**Cosa si chiede**:
(A) Rispondi in base all'estratto sul ricorso:
(i) Di quale articolo del codice di procedura civile si denuncia la violazione con il secondo motivo?
(ii) Quale decisione della Corte cita il ricorrente a sostegno della sua tesi?
(iii) Come viene giudicato il secondo motivo al punto 2.1?
(B) Trascrivi fedelmente la parte dell'estratto sul ricorso che comincia con "Il ricorrente deduce" e termina con "cessazione del mandato.".

**Estratto fornito**:
____

Correttamente, dunque, tale principio e’ stato applicato alla fattispecie dalla Corte di merito.
Il primo motivo di ricorso va quindi complessivamente rigettato.
2. Con il secondo motivo viene denunciata violazione e falsa applicazione dell’articolo 291 c.p.c..
Il ricorrente deduce che nella fattispecie in esame (mancato perfezionamento della notifica dell’atto introduttivo del processo di appello presso il procuratore costituito o domiciliatario dell’appellante) si sarebbe integrata, non gia’ un’ipotesi di inesistenza, bensi’ un’ipotesi di nullita’ della notificazione, sanabile con la rinnovazione dell’atto, ai sensi dell’articolo 291 c.p.c. (viene citata la decisione di questa Corte n. 26304 del 2020).
2.1. Il motivo e’ manifestamente infondato.
Non e’ pertinente il richiamo alla pronuncia n. 26304 del 2020, la quale concerne l’ipotesi specifica della notifica al difensore gia’ costituito per il precedente grado di lite, di cui sia nota la cessazione del mandato.

____

(Voci con elementi e coordinate)
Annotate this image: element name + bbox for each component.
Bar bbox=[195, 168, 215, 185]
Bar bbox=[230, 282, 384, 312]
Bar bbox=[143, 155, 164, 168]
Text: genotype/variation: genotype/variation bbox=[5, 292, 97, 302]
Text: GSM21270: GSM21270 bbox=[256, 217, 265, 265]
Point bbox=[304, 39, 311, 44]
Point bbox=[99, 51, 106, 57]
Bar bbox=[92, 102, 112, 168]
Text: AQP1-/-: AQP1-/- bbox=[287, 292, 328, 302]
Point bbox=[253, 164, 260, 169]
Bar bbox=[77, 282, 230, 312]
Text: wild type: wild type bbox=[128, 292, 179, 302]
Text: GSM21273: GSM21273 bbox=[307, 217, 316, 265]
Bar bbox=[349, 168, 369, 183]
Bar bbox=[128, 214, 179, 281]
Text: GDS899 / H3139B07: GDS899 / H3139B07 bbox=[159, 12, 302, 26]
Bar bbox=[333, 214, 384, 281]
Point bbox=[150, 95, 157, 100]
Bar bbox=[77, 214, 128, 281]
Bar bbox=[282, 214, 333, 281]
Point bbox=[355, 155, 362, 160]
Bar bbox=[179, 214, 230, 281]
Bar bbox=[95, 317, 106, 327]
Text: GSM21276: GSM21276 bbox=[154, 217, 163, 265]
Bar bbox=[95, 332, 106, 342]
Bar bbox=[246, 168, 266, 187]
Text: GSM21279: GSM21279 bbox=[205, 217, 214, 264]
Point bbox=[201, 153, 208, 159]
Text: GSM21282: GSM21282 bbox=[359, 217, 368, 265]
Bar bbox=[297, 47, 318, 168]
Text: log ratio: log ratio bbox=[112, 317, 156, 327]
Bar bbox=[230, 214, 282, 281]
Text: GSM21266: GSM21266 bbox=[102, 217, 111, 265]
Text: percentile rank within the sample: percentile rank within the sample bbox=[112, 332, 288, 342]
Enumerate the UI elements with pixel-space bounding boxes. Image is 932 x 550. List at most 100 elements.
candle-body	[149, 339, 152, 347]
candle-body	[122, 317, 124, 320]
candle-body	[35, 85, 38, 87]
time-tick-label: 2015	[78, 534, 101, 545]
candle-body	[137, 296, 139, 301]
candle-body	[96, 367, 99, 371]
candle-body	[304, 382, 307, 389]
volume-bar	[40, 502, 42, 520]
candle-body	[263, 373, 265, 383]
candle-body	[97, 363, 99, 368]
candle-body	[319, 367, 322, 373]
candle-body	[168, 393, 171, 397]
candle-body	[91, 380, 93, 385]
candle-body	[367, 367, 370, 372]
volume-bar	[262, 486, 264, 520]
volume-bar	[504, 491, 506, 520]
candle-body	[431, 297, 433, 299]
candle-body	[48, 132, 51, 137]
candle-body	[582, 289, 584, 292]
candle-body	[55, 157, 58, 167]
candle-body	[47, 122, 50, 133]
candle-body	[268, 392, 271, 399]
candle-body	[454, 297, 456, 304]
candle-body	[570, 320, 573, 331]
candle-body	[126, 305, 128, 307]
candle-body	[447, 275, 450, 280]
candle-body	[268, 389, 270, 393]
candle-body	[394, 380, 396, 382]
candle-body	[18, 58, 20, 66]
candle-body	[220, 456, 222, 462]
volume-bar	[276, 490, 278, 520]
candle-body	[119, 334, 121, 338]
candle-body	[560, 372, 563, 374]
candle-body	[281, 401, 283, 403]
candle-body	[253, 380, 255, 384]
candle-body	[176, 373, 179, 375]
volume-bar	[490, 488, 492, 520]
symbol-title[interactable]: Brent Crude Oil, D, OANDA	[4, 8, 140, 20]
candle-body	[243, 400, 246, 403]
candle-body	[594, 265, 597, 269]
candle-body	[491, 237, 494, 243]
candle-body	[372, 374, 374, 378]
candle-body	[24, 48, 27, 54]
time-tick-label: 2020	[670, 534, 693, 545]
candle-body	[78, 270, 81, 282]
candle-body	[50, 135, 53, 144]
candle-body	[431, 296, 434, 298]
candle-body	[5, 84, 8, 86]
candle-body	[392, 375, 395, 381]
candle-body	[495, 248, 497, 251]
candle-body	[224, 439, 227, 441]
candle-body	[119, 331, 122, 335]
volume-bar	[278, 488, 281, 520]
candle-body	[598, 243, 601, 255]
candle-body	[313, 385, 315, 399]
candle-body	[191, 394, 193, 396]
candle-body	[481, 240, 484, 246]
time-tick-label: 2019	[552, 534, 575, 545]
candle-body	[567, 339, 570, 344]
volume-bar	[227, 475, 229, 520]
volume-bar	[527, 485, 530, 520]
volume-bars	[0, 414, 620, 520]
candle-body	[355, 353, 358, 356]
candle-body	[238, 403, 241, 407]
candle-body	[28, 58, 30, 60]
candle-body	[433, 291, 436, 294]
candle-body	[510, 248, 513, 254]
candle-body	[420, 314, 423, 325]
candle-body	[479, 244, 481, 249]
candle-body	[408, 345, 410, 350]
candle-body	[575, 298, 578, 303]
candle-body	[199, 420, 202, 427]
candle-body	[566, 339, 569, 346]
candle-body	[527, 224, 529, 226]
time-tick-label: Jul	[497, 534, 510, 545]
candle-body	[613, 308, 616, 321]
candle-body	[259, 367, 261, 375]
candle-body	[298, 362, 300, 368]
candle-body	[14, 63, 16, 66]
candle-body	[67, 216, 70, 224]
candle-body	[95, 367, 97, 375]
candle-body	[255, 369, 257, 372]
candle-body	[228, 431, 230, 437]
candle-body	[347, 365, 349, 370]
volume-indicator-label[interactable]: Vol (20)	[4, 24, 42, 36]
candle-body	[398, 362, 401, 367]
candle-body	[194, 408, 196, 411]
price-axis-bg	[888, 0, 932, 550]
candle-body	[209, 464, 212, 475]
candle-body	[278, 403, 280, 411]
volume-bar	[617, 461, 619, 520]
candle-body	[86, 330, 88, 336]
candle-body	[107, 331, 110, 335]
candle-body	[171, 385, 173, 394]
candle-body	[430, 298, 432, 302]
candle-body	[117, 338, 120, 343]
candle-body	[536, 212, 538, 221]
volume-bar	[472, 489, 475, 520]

____

**Risposte per compito**:
(A)
(i) L'articolo 291 c.p.c.
(ii) La decisione n. 26304 del 2020.
(iii) Manifestamente infondato.

(B)
Il ricorrente deduce che nella fattispecie in esame (mancato perfezionamento della notifica dell’atto introduttivo del processo di appello presso il procuratore costituito o domiciliatario dell’appellante) si sarebbe integrata, non gia’ un’ipotesi di inesistenza, bensi’ un’ipotesi di nullita’ della notificazione, sanabile con la rinnovazione dell’atto, ai sensi dell’articolo 291 c.p.c. (viene citata la decisione di questa Corte n. 26304 del 2020).
2.1. Il motivo e’ manifestamente infondato.
Non e’ pertinente il richiamo alla pronuncia n. 26304 del 2020, la quale concerne l’ipotesi specifica della notifica al difensore gia’ costituito per il precedente grado di lite, di cui sia nota la cessazione del mandato.